## Start
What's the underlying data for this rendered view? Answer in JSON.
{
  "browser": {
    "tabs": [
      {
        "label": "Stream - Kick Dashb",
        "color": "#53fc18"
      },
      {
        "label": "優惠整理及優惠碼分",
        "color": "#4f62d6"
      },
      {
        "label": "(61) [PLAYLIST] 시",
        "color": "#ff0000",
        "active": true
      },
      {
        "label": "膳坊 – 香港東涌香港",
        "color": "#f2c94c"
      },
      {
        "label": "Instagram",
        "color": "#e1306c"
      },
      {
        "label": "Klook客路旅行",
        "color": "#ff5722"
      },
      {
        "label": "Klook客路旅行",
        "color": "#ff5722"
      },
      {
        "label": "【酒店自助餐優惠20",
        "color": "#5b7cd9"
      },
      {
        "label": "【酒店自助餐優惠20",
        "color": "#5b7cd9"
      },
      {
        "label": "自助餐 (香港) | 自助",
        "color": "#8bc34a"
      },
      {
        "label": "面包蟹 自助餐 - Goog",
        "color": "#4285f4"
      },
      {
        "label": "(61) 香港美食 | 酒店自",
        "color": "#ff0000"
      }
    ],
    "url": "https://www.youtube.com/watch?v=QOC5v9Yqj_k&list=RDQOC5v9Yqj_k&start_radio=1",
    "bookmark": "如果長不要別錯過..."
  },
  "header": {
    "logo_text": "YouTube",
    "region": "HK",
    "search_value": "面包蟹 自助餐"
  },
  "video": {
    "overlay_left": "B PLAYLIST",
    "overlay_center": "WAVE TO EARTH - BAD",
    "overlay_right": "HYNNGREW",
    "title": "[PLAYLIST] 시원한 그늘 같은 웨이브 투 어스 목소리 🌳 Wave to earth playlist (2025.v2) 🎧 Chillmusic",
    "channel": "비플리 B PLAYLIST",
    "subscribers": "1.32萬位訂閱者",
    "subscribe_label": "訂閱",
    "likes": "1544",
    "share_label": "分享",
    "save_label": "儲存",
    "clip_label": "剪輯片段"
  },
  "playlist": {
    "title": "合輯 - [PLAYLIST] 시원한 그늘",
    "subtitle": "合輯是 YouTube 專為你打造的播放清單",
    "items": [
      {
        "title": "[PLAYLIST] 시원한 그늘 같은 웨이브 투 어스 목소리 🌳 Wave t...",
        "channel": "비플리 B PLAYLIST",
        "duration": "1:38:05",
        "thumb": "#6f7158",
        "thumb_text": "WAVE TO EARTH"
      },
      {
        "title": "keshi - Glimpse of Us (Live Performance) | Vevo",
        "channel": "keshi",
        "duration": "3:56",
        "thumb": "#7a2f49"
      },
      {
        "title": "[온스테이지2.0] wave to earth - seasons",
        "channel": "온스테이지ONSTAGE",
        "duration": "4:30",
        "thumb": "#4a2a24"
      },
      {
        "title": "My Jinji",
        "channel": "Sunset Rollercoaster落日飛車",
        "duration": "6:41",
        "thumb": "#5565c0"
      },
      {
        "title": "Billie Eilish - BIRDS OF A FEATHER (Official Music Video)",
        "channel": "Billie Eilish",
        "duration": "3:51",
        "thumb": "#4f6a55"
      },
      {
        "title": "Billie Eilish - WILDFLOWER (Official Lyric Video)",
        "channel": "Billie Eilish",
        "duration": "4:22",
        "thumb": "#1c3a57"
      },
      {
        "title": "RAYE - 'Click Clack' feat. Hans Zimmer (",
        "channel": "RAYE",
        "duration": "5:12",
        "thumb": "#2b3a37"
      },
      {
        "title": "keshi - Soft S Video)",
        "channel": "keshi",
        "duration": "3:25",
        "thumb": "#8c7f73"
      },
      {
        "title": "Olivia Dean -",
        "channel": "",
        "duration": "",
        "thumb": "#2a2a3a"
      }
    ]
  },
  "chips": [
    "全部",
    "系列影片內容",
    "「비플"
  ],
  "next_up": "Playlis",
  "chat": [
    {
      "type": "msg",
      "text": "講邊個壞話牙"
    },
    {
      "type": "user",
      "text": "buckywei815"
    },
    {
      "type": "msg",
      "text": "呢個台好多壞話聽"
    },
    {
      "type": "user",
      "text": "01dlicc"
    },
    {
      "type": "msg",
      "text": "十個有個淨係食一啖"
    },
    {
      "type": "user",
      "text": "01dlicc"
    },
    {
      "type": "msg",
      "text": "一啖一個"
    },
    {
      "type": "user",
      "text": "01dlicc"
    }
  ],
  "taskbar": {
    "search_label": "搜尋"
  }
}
## End
● TASK BRIEF:
Which lines contain the word "RAYE"? Copy each one.

● TASK SOLUTION:
        "title": "RAYE - 'Click Clack' feat. Hans Zimmer (",
        "channel": "RAYE",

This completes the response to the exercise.